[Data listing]
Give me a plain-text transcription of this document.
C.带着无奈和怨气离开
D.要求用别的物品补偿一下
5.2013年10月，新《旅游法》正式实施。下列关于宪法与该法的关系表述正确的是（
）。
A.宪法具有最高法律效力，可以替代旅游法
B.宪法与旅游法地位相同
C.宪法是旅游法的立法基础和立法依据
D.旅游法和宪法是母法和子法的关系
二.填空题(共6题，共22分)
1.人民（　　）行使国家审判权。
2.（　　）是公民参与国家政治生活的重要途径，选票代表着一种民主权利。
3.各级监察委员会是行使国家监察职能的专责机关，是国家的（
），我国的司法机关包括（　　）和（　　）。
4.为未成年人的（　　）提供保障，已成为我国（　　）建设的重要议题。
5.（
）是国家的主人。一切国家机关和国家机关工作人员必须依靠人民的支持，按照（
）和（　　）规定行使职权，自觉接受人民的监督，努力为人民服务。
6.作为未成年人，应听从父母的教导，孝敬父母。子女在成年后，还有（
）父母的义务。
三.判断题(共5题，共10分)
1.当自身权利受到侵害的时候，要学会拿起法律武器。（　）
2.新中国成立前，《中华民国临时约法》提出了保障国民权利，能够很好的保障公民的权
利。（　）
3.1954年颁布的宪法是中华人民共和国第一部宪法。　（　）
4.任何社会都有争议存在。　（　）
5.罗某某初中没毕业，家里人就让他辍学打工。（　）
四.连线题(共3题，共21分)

* _OBJECTIVE_
Copy out all of the data exactly, leaving nothing out.

* _SOLUTION TO THIS EXERCISE_
Give me a plain-text transcription of this document.
C.带着无奈和怨气离开
D.要求用别的物品补偿一下
5.2013年10月，新《旅游法》正式实施。下列关于宪法与该法的关系表述正确的是（
）。
A.宪法具有最高法律效力，可以替代旅游法
B.宪法与旅游法地位相同
C.宪法是旅游法的立法基础和立法依据
D.旅游法和宪法是母法和子法的关系
二.填空题(共6题，共22分)
1.人民（　　）行使国家审判权。
2.（　　）是公民参与国家政治生活的重要途径，选票代表着一种民主权利。
3.各级监察委员会是行使国家监察职能的专责机关，是国家的（
），我国的司法机关包括（　　）和（　　）。
4.为未成年人的（　　）提供保障，已成为我国（　　）建设的重要议题。
5.（
）是国家的主人。一切国家机关和国家机关工作人员必须依靠人民的支持，按照（
）和（　　）规定行使职权，自觉接受人民的监督，努力为人民服务。
6.作为未成年人，应听从父母的教导，孝敬父母。子女在成年后，还有（
）父母的义务。
三.判断题(共5题，共10分)
1.当自身权利受到侵害的时候，要学会拿起法律武器。（　）
2.新中国成立前，《中华民国临时约法》提出了保障国民权利，能够很好的保障公民的权
利。（　）
3.1954年颁布的宪法是中华人民共和国第一部宪法。　（　）
4.任何社会都有争议存在。　（　）
5.罗某某初中没毕业，家里人就让他辍学打工。（　）
四.连线题(共3题，共21分)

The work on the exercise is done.